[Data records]
----------
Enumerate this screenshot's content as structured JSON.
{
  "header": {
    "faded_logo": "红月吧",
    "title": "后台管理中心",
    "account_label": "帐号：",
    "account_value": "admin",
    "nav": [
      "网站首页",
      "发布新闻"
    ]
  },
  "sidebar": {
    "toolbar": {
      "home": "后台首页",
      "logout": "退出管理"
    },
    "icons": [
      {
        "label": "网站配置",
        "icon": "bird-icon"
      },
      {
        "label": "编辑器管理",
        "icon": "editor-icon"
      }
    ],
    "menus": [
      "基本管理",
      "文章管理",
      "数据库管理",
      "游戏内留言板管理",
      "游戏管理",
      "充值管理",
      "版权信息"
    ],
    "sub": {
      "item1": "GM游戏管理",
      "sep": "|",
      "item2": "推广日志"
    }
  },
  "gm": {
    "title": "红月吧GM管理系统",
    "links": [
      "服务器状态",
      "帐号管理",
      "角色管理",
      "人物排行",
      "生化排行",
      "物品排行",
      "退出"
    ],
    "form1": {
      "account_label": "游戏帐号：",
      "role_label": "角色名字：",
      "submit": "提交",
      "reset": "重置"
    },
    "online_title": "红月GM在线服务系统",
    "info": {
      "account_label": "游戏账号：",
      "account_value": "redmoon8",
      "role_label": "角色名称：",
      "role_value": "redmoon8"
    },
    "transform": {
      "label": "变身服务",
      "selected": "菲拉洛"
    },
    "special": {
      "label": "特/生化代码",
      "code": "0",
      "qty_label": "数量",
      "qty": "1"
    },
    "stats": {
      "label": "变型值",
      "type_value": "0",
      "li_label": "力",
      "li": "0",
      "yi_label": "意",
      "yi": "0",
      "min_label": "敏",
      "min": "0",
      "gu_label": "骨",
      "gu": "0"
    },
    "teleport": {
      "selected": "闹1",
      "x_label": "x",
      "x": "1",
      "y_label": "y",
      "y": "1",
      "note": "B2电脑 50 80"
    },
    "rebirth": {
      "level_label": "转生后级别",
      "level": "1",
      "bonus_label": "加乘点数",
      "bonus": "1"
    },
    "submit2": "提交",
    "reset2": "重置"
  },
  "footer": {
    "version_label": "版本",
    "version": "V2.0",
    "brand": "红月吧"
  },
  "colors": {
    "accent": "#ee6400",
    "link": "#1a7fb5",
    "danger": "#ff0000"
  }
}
----------
Given request = Please reproduce each line exactly as written.

Exercise result =
Enumerate this screenshot's content as structured JSON.
{
  "header": {
    "faded_logo": "红月吧",
    "title": "后台管理中心",
    "account_label": "帐号：",
    "account_value": "admin",
    "nav": [
      "网站首页",
      "发布新闻"
    ]
  },
  "sidebar": {
    "toolbar": {
      "home": "后台首页",
      "logout": "退出管理"
    },
    "icons": [
      {
        "label": "网站配置",
        "icon": "bird-icon"
      },
      {
        "label": "编辑器管理",
        "icon": "editor-icon"
      }
    ],
    "menus": [
      "基本管理",
      "文章管理",
      "数据库管理",
      "游戏内留言板管理",
      "游戏管理",
      "充值管理",
      "版权信息"
    ],
    "sub": {
      "item1": "GM游戏管理",
      "sep": "|",
      "item2": "推广日志"
    }
  },
  "gm": {
    "title": "红月吧GM管理系统",
    "links": [
      "服务器状态",
      "帐号管理",
      "角色管理",
      "人物排行",
      "生化排行",
      "物品排行",
      "退出"
    ],
    "form1": {
      "account_label": "游戏帐号：",
      "role_label": "角色名字：",
      "submit": "提交",
      "reset": "重置"
    },
    "online_title": "红月GM在线服务系统",
    "info": {
      "account_label": "游戏账号：",
      "account_value": "redmoon8",
      "role_label": "角色名称：",
      "role_value": "redmoon8"
    },
    "transform": {
      "label": "变身服务",
      "selected": "菲拉洛"
    },
    "special": {
      "label": "特/生化代码",
      "code": "0",
      "qty_label": "数量",
      "qty": "1"
    },
    "stats": {
      "label": "变型值",
      "type_value": "0",
      "li_label": "力",
      "li": "0",
      "yi_label": "意",
      "yi": "0",
      "min_label": "敏",
      "min": "0",
      "gu_label": "骨",
      "gu": "0"
    },
    "teleport": {
      "selected": "闹1",
      "x_label": "x",
      "x": "1",
      "y_label": "y",
      "y": "1",
      "note": "B2电脑 50 80"
    },
    "rebirth": {
      "level_label": "转生后级别",
      "level": "1",
      "bonus_label": "加乘点数",
      "bonus": "1"
    },
    "submit2": "提交",
    "reset2": "重置"
  },
  "footer": {
    "version_label": "版本",
    "version": "V2.0",
    "brand": "红月吧"
  },
  "colors": {
    "accent": "#ee6400",
    "link": "#1a7fb5",
    "danger": "#ff0000"
  }
}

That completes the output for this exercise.